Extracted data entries
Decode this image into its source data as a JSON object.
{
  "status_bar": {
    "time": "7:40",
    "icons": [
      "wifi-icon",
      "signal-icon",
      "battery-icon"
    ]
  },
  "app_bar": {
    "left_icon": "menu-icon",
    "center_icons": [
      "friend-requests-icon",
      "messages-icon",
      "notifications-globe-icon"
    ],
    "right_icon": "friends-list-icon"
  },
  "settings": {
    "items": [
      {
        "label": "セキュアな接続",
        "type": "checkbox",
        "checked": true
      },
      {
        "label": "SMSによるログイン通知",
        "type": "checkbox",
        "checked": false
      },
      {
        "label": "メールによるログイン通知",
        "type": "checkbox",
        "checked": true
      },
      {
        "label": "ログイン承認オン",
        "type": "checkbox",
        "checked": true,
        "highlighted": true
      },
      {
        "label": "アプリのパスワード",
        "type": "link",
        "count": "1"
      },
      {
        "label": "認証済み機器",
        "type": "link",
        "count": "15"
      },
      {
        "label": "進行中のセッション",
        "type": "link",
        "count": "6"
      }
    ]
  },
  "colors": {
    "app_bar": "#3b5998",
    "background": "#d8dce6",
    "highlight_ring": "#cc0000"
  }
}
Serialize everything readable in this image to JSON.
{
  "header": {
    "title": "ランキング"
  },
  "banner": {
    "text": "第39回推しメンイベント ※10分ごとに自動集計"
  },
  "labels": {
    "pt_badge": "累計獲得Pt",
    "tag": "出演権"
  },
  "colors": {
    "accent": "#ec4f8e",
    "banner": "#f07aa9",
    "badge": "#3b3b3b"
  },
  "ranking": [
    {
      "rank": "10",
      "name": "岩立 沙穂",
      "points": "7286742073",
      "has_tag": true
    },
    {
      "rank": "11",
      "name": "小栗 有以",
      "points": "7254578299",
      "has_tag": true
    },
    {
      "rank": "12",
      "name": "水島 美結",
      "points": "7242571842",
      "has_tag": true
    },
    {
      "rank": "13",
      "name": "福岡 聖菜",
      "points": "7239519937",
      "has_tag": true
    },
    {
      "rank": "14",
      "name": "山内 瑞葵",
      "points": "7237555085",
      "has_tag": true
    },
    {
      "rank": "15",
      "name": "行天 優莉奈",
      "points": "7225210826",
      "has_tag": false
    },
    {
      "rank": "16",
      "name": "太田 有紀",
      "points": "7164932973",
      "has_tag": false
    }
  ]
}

**DIRECTIVE**:
Your task is to transcribe the listing above in full, exactly as given.

**FINISHED ANSWER**:
Decode this image into its source data as a JSON object.
{
  "status_bar": {
    "time": "7:40",
    "icons": [
      "wifi-icon",
      "signal-icon",
      "battery-icon"
    ]
  },
  "app_bar": {
    "left_icon": "menu-icon",
    "center_icons": [
      "friend-requests-icon",
      "messages-icon",
      "notifications-globe-icon"
    ],
    "right_icon": "friends-list-icon"
  },
  "settings": {
    "items": [
      {
        "label": "セキュアな接続",
        "type": "checkbox",
        "checked": true
      },
      {
        "label": "SMSによるログイン通知",
        "type": "checkbox",
        "checked": false
      },
      {
        "label": "メールによるログイン通知",
        "type": "checkbox",
        "checked": true
      },
      {
        "label": "ログイン承認オン",
        "type": "checkbox",
        "checked": true,
        "highlighted": true
      },
      {
        "label": "アプリのパスワード",
        "type": "link",
        "count": "1"
      },
      {
        "label": "認証済み機器",
        "type": "link",
        "count": "15"
      },
      {
        "label": "進行中のセッション",
        "type": "link",
        "count": "6"
      }
    ]
  },
  "colors": {
    "app_bar": "#3b5998",
    "background": "#d8dce6",
    "highlight_ring": "#cc0000"
  }
}
Serialize everything readable in this image to JSON.
{
  "header": {
    "title": "ランキング"
  },
  "banner": {
    "text": "第39回推しメンイベント ※10分ごとに自動集計"
  },
  "labels": {
    "pt_badge": "累計獲得Pt",
    "tag": "出演権"
  },
  "colors": {
    "accent": "#ec4f8e",
    "banner": "#f07aa9",
    "badge": "#3b3b3b"
  },
  "ranking": [
    {
      "rank": "10",
      "name": "岩立 沙穂",
      "points": "7286742073",
      "has_tag": true
    },
    {
      "rank": "11",
      "name": "小栗 有以",
      "points": "7254578299",
      "has_tag": true
    },
    {
      "rank": "12",
      "name": "水島 美結",
      "points": "7242571842",
      "has_tag": true
    },
    {
      "rank": "13",
      "name": "福岡 聖菜",
      "points": "7239519937",
      "has_tag": true
    },
    {
      "rank": "14",
      "name": "山内 瑞葵",
      "points": "7237555085",
      "has_tag": true
    },
    {
      "rank": "15",
      "name": "行天 優莉奈",
      "points": "7225210826",
      "has_tag": false
    },
    {
      "rank": "16",
      "name": "太田 有紀",
      "points": "7164932973",
      "has_tag": false
    }
  ]
}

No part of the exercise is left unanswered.